─── SUPPLIED MATERIAL

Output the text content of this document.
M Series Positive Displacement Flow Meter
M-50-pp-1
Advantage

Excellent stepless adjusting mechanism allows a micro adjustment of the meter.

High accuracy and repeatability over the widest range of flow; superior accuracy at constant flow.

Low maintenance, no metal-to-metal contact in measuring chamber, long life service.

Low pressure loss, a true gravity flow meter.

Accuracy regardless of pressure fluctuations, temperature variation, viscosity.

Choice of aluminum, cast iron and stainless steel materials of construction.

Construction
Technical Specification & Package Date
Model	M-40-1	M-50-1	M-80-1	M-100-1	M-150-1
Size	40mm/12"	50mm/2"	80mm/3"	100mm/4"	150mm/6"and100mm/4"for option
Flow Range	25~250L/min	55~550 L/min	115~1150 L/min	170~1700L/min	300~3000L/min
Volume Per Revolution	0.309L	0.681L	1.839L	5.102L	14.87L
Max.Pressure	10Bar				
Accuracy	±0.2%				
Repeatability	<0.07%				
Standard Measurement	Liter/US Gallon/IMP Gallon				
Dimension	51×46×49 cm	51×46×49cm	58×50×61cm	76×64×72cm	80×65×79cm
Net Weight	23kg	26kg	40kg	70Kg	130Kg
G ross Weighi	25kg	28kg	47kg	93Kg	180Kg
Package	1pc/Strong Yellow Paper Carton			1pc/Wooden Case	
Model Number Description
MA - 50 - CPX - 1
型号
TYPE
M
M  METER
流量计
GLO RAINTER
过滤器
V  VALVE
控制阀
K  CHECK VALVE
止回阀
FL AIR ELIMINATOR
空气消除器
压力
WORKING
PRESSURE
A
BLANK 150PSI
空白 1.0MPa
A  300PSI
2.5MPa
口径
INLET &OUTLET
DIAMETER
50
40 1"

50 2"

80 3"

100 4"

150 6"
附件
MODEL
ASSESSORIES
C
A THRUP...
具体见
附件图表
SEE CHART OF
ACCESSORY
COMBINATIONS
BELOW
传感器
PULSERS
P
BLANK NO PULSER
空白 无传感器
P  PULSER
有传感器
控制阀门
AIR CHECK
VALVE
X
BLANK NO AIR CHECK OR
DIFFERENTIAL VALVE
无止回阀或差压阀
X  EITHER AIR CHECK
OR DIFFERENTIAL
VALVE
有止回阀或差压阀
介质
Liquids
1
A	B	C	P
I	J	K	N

──────

- REQUIREMENTS -
Output the listing above without altering a single character.

- ANSWER TO THIS TASK -
Output the text content of this document.
M Series Positive Displacement Flow Meter
M-50-pp-1
Advantage

Excellent stepless adjusting mechanism allows a micro adjustment of the meter.

High accuracy and repeatability over the widest range of flow; superior accuracy at constant flow.

Low maintenance, no metal-to-metal contact in measuring chamber, long life service.

Low pressure loss, a true gravity flow meter.

Accuracy regardless of pressure fluctuations, temperature variation, viscosity.

Choice of aluminum, cast iron and stainless steel materials of construction.

Construction
Technical Specification & Package Date
Model	M-40-1	M-50-1	M-80-1	M-100-1	M-150-1
Size	40mm/12"	50mm/2"	80mm/3"	100mm/4"	150mm/6"and100mm/4"for option
Flow Range	25~250L/min	55~550 L/min	115~1150 L/min	170~1700L/min	300~3000L/min
Volume Per Revolution	0.309L	0.681L	1.839L	5.102L	14.87L
Max.Pressure	10Bar				
Accuracy	±0.2%				
Repeatability	<0.07%				
Standard Measurement	Liter/US Gallon/IMP Gallon				
Dimension	51×46×49 cm	51×46×49cm	58×50×61cm	76×64×72cm	80×65×79cm
Net Weight	23kg	26kg	40kg	70Kg	130Kg
G ross Weighi	25kg	28kg	47kg	93Kg	180Kg
Package	1pc/Strong Yellow Paper Carton			1pc/Wooden Case	
Model Number Description
MA - 50 - CPX - 1
型号
TYPE
M
M  METER
流量计
GLO RAINTER
过滤器
V  VALVE
控制阀
K  CHECK VALVE
止回阀
FL AIR ELIMINATOR
空气消除器
压力
WORKING
PRESSURE
A
BLANK 150PSI
空白 1.0MPa
A  300PSI
2.5MPa
口径
INLET &OUTLET
DIAMETER
50
40 1"

50 2"

80 3"

100 4"

150 6"
附件
MODEL
ASSESSORIES
C
A THRUP...
具体见
附件图表
SEE CHART OF
ACCESSORY
COMBINATIONS
BELOW
传感器
PULSERS
P
BLANK NO PULSER
空白 无传感器
P  PULSER
有传感器
控制阀门
AIR CHECK
VALVE
X
BLANK NO AIR CHECK OR
DIFFERENTIAL VALVE
无止回阀或差压阀
X  EITHER AIR CHECK
OR DIFFERENTIAL
VALVE
有止回阀或差压阀
介质
Liquids
1
A	B	C	P
I	J	K	N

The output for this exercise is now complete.